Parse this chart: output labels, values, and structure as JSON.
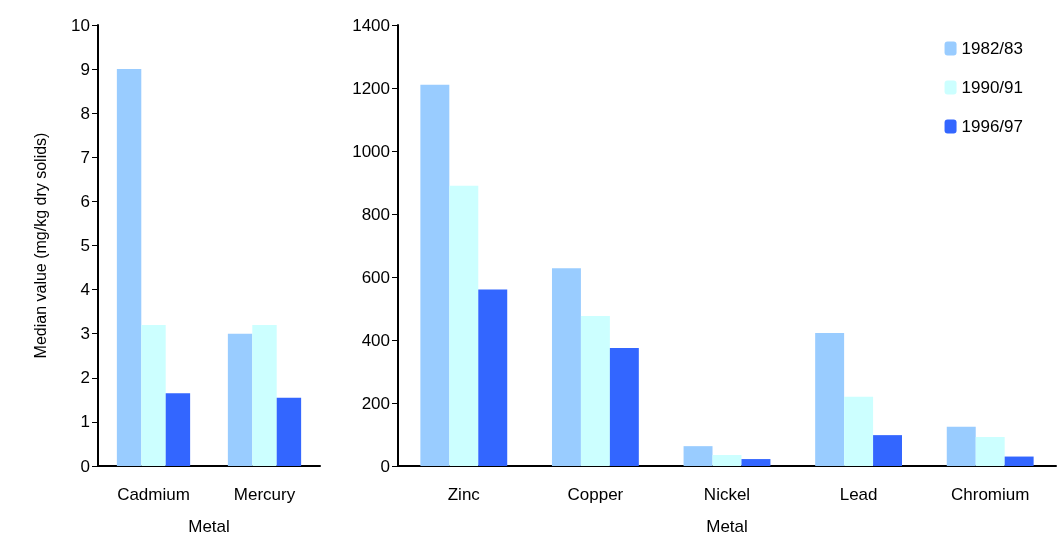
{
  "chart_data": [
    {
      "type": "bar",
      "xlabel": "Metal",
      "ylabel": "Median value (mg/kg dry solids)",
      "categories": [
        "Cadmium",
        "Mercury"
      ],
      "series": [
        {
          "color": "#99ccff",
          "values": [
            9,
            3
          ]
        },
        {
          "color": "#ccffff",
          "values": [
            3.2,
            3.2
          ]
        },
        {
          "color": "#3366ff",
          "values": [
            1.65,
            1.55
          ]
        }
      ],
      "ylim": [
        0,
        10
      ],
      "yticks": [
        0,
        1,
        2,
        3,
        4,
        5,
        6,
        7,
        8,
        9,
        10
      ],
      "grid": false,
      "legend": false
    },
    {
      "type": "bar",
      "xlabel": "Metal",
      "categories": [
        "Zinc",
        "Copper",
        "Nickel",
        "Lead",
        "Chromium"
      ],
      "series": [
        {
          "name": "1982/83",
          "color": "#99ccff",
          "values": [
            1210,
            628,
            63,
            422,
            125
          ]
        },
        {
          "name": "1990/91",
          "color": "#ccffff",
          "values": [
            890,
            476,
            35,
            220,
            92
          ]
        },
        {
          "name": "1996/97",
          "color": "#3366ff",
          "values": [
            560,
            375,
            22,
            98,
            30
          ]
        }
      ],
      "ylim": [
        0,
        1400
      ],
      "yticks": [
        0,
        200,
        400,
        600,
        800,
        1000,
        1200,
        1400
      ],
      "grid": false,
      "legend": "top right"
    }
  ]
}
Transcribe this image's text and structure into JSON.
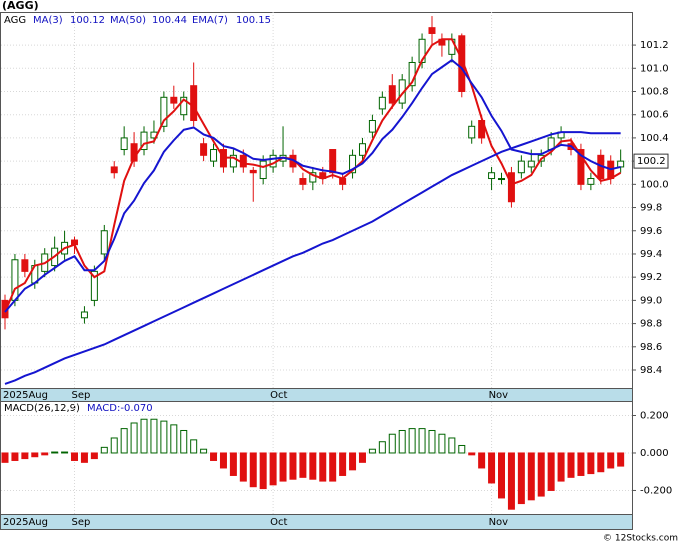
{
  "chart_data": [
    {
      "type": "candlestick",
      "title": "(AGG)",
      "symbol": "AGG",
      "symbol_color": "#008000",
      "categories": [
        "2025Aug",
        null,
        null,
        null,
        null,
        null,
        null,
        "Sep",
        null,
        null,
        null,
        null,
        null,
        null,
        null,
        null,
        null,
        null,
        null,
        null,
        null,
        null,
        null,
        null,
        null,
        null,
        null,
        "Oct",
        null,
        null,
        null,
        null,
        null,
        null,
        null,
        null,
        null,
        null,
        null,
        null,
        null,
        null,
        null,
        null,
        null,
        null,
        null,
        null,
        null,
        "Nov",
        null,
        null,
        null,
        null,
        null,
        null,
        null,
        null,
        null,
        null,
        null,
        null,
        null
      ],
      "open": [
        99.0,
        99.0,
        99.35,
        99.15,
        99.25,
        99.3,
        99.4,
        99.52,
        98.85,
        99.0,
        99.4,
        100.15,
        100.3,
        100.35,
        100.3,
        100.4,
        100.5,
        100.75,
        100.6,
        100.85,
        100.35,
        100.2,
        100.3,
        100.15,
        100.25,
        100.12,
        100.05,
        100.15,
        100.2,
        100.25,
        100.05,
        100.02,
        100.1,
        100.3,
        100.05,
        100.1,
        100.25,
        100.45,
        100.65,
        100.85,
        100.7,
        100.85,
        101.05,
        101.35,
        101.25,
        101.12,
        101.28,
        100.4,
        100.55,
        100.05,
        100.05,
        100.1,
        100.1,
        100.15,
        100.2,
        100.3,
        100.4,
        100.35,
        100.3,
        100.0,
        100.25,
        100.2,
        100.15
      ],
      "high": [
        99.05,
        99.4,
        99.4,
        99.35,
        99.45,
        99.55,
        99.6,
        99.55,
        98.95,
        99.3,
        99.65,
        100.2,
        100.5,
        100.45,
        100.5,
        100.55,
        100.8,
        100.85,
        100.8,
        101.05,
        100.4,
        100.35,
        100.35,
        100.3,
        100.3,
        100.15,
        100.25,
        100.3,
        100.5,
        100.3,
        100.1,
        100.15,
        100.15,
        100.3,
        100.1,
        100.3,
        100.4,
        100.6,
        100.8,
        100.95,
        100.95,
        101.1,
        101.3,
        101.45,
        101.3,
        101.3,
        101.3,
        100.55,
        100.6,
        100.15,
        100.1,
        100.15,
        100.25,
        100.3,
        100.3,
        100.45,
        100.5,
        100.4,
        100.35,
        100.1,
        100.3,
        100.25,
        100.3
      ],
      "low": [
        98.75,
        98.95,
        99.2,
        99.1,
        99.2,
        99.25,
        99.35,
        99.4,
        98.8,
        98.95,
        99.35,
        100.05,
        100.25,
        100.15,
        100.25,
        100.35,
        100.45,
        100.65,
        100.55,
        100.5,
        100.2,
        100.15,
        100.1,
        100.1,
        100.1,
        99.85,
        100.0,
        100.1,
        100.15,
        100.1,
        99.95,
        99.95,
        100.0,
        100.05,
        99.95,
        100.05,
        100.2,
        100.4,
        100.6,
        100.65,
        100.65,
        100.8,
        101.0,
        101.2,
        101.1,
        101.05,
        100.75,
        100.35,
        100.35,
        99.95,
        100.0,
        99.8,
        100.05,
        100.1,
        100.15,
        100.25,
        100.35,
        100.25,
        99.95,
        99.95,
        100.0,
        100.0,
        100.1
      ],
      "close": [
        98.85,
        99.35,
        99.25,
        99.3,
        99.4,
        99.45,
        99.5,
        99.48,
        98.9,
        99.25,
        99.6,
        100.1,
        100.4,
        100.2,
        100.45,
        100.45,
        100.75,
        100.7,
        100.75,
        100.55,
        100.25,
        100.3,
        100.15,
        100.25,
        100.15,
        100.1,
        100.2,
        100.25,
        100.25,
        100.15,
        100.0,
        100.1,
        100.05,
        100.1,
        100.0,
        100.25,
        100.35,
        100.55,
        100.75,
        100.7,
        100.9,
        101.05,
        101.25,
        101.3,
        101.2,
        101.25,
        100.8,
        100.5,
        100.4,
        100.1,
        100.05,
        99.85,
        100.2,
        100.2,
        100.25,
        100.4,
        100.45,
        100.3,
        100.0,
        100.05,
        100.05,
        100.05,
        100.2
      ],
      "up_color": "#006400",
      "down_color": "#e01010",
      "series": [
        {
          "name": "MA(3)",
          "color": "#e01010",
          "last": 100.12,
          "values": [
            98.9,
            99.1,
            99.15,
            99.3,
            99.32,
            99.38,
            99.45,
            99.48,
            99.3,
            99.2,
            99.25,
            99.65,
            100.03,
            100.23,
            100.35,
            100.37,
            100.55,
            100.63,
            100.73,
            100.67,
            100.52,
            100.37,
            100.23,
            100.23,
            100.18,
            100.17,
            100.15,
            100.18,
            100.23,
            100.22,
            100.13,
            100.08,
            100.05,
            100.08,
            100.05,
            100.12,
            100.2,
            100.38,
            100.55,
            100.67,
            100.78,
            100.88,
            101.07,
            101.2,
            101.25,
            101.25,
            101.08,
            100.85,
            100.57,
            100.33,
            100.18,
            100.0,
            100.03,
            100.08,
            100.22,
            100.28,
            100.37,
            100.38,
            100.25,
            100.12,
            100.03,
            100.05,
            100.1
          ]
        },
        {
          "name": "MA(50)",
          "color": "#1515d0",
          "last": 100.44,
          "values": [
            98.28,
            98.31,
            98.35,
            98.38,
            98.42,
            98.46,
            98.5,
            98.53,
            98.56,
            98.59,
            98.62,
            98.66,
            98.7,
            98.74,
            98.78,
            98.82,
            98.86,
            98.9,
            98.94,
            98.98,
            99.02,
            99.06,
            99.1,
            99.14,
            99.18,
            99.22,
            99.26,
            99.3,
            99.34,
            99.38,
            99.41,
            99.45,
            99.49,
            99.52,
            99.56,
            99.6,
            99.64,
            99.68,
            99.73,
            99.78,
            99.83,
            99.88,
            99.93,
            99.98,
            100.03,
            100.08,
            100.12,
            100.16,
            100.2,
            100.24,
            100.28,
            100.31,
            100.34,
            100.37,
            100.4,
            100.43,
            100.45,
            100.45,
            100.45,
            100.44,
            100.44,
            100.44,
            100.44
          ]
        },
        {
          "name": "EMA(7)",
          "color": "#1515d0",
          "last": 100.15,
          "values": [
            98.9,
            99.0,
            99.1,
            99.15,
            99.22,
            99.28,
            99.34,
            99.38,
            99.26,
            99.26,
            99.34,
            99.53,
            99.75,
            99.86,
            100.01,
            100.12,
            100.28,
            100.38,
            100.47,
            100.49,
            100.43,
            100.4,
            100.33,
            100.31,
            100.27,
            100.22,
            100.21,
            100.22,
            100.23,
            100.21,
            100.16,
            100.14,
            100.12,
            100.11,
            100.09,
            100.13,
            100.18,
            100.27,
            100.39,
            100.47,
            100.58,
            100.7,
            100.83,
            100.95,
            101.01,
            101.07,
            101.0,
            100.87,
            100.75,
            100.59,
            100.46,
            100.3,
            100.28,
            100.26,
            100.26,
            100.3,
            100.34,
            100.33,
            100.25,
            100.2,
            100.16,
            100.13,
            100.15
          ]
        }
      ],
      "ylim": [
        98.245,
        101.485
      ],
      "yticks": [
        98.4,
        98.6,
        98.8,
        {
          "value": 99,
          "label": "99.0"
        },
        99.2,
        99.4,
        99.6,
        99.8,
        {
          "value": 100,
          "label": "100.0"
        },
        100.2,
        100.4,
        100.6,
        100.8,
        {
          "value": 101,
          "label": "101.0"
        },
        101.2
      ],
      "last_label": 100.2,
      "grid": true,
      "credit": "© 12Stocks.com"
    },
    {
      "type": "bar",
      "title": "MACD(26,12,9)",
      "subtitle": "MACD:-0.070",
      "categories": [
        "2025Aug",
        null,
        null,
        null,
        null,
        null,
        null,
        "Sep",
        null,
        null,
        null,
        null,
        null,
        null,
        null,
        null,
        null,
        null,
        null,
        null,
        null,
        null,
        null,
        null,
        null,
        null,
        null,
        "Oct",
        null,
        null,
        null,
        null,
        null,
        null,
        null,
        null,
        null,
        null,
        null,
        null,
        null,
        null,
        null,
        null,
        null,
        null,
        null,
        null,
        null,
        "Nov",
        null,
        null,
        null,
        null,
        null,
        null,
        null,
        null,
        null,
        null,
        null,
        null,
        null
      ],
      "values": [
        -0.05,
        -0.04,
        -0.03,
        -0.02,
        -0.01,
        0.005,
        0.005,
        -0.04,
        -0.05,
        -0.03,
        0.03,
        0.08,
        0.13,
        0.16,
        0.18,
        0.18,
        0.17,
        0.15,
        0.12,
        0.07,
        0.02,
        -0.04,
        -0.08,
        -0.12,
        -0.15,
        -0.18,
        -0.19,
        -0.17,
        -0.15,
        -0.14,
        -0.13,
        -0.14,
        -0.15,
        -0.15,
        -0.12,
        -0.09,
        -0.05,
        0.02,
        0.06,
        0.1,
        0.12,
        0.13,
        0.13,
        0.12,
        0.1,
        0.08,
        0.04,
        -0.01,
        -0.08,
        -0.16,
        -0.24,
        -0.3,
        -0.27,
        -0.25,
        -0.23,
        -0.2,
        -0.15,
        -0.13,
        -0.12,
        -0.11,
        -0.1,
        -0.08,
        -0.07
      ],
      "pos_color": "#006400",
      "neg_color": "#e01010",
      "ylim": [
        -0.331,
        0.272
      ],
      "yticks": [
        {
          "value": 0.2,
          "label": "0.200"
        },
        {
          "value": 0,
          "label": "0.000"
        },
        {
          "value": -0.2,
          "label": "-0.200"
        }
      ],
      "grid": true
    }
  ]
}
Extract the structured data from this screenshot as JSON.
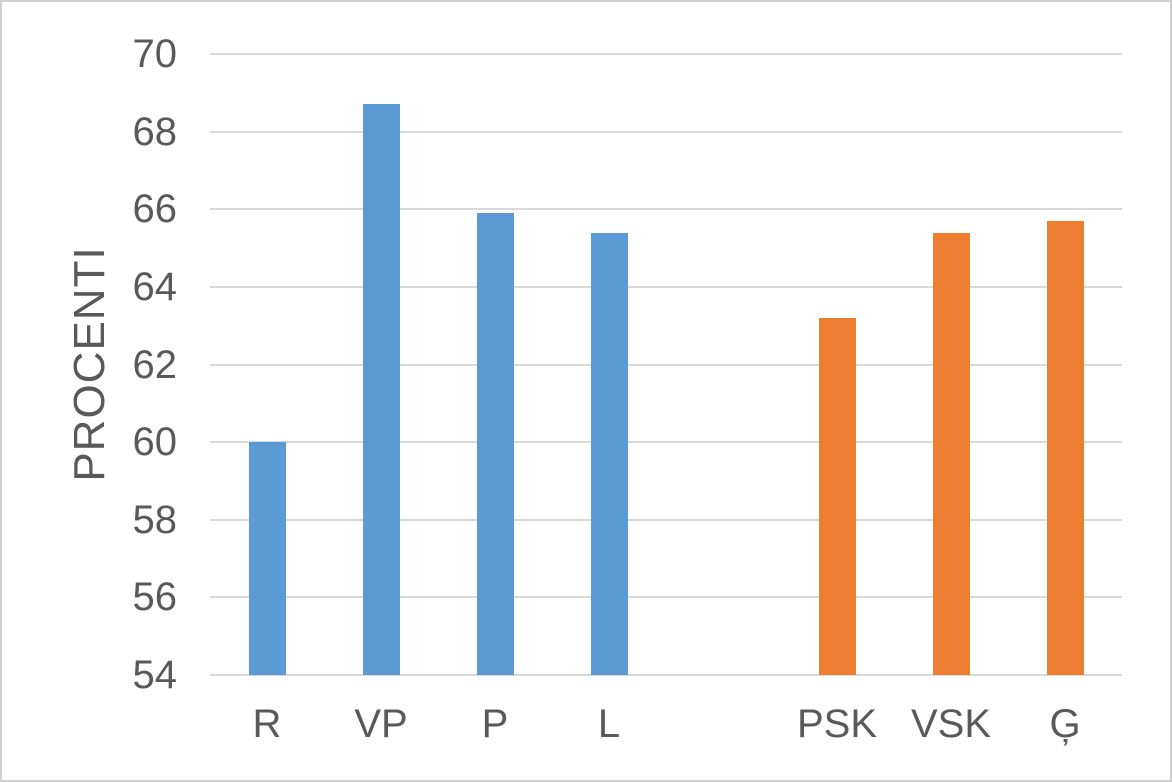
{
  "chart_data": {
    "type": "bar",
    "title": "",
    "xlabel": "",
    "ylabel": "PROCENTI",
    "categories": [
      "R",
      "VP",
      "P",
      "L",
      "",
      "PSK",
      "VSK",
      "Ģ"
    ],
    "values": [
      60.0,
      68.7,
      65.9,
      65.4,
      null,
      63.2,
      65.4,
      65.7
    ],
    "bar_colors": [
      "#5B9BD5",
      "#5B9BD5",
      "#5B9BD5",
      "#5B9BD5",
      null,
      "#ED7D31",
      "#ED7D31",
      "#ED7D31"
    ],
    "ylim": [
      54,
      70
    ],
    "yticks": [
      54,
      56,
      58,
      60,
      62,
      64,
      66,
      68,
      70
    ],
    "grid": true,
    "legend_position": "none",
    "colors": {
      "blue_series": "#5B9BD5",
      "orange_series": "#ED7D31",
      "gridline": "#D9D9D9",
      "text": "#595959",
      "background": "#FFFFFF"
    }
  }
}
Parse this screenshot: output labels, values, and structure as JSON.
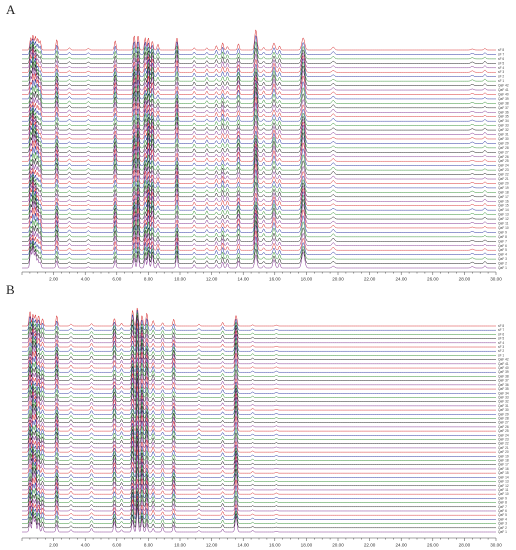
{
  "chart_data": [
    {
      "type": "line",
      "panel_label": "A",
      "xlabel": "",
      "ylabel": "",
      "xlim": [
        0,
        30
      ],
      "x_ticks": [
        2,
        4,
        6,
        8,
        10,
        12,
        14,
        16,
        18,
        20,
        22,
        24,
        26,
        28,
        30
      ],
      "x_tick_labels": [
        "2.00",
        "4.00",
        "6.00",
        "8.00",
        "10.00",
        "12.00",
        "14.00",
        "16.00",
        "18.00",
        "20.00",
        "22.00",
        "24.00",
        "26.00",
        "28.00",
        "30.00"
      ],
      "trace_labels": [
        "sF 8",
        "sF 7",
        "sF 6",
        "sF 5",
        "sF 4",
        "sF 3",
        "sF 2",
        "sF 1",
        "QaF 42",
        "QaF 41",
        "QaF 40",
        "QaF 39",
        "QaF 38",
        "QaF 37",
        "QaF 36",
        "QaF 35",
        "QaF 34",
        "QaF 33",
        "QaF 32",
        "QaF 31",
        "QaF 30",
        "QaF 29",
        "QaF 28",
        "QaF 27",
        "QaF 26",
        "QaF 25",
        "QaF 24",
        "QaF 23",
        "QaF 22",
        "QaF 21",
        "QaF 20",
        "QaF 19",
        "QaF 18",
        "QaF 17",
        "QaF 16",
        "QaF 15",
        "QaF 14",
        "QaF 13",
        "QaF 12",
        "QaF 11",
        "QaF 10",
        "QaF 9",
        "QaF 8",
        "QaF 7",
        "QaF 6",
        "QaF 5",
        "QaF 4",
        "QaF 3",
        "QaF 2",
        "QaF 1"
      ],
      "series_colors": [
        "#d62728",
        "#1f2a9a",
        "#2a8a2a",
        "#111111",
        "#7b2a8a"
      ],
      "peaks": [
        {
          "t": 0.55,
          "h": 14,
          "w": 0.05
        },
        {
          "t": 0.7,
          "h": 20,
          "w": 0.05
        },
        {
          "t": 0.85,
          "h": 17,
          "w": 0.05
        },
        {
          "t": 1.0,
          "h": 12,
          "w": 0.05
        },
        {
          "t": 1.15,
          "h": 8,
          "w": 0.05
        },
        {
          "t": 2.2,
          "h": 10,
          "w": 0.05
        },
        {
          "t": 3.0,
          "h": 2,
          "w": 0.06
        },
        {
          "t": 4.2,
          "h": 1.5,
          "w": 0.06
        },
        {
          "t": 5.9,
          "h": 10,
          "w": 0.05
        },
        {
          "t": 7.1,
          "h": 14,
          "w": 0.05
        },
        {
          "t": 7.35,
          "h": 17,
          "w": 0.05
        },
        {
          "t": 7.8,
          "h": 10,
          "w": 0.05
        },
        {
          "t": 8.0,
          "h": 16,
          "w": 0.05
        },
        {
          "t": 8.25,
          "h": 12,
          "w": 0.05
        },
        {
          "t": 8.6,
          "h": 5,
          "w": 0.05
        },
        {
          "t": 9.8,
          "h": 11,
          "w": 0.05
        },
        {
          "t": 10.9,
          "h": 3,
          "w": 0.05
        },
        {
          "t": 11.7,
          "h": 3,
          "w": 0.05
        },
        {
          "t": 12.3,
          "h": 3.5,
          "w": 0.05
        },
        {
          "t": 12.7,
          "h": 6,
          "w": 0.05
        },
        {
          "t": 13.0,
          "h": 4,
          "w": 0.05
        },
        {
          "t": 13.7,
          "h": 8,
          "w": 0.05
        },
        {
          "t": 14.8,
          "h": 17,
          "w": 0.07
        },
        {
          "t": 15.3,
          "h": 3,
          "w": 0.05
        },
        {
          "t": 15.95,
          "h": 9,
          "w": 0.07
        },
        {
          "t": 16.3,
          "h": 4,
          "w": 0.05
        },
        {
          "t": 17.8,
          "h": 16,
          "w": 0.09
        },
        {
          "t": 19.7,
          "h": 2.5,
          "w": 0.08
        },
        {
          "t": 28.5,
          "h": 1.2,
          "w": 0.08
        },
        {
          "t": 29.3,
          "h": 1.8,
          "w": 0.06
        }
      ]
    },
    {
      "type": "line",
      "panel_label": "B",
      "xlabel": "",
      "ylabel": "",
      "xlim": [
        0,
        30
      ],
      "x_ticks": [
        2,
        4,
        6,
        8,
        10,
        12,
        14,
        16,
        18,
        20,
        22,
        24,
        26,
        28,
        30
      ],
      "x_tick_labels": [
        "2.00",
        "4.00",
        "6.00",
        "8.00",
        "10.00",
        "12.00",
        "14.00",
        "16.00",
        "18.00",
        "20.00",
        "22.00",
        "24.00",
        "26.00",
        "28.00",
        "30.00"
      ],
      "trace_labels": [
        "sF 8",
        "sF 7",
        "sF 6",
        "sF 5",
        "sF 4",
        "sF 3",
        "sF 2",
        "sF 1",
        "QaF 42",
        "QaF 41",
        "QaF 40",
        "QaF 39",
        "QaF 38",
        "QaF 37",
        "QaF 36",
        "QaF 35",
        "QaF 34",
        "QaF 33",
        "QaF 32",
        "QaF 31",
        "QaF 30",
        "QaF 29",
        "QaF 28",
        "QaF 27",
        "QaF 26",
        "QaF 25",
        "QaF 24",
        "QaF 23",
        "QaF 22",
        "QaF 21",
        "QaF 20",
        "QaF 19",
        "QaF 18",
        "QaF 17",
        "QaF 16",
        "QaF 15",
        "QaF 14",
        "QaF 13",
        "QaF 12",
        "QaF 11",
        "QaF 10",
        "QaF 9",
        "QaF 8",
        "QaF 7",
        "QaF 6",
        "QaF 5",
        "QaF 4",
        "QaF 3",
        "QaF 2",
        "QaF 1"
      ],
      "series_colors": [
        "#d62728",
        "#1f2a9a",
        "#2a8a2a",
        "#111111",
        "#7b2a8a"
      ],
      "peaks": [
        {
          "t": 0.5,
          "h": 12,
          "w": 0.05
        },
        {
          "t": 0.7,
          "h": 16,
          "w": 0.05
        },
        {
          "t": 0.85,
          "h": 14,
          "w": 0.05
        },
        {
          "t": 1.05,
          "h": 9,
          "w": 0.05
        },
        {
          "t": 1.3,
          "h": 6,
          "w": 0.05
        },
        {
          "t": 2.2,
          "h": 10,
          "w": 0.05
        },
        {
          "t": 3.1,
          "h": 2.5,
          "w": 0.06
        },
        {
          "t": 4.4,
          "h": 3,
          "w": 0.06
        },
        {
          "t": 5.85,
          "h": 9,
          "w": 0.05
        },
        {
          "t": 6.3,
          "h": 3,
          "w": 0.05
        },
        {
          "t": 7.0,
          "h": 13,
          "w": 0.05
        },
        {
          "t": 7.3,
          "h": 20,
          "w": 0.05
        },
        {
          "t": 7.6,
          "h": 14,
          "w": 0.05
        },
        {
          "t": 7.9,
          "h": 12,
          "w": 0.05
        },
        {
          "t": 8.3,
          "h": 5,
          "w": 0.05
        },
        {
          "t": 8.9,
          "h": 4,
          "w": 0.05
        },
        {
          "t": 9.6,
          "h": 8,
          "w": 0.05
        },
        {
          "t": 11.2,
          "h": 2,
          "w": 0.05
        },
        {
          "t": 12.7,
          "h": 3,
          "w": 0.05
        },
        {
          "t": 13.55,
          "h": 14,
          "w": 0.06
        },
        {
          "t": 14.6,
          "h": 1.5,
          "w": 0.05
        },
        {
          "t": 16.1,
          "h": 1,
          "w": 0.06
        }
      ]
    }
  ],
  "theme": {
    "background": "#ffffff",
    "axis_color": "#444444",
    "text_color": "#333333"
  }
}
.....
Each line that holds the word "JSON" is to be copied.

▶ _Reply_
Parse this chart: output labels, values, and structure as JSON.
Transcribe this image's text and structure into JSON.
Extract the structured data from this screenshot as JSON.
Parse this screenshot: output labels, values, and structure as JSON.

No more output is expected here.